[Exercise directions]
Quote all of the entries word for word.

==*==

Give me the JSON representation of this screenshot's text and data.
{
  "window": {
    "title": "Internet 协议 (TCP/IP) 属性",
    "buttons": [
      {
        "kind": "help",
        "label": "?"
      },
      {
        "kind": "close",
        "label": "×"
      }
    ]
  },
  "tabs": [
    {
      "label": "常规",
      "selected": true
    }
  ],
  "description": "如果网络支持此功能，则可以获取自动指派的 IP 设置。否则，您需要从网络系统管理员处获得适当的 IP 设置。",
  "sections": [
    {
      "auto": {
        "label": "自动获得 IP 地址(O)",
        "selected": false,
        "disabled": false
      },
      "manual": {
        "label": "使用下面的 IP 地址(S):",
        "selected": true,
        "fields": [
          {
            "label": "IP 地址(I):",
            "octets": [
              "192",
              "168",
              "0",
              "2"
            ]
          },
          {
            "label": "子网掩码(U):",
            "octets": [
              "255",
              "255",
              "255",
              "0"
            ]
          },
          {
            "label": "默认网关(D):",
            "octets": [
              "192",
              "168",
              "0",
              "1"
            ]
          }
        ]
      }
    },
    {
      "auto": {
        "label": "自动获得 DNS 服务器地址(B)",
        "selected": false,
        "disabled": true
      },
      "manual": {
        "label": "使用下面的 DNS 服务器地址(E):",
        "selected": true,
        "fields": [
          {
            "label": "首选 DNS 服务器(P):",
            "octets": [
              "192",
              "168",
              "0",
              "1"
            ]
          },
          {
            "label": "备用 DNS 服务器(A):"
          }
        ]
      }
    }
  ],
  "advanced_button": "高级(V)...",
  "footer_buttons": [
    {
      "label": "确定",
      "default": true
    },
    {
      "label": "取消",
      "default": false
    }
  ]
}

==*==

[Answer to the exercise]
Give me the JSON representation of this screenshot's text and data.
{
  "window": {
    "title": "Internet 协议 (TCP/IP) 属性",
    "buttons": [
      {
        "kind": "help",
        "label": "?"
      },
      {
        "kind": "close",
        "label": "×"
      }
    ]
  },
  "tabs": [
    {
      "label": "常规",
      "selected": true
    }
  ],
  "description": "如果网络支持此功能，则可以获取自动指派的 IP 设置。否则，您需要从网络系统管理员处获得适当的 IP 设置。",
  "sections": [
    {
      "auto": {
        "label": "自动获得 IP 地址(O)",
        "selected": false,
        "disabled": false
      },
      "manual": {
        "label": "使用下面的 IP 地址(S):",
        "selected": true,
        "fields": [
          {
            "label": "IP 地址(I):",
            "octets": [
              "192",
              "168",
              "0",
              "2"
            ]
          },
          {
            "label": "子网掩码(U):",
            "octets": [
              "255",
              "255",
              "255",
              "0"
            ]
          },
          {
            "label": "默认网关(D):",
            "octets": [
              "192",
              "168",
              "0",
              "1"
            ]
          }
        ]
      }
    },
    {
      "auto": {
        "label": "自动获得 DNS 服务器地址(B)",
        "selected": false,
        "disabled": true
      },
      "manual": {
        "label": "使用下面的 DNS 服务器地址(E):",
        "selected": true,
        "fields": [
          {
            "label": "首选 DNS 服务器(P):",
            "octets": [
              "192",
              "168",
              "0",
              "1"
            ]
          },
          {
            "label": "备用 DNS 服务器(A):"
          }
        ]
      }
    }
  ],
  "advanced_button": "高级(V)...",
  "footer_buttons": [
    {
      "label": "确定",
      "default": true
    },
    {
      "label": "取消",
      "default": false
    }
  ]
}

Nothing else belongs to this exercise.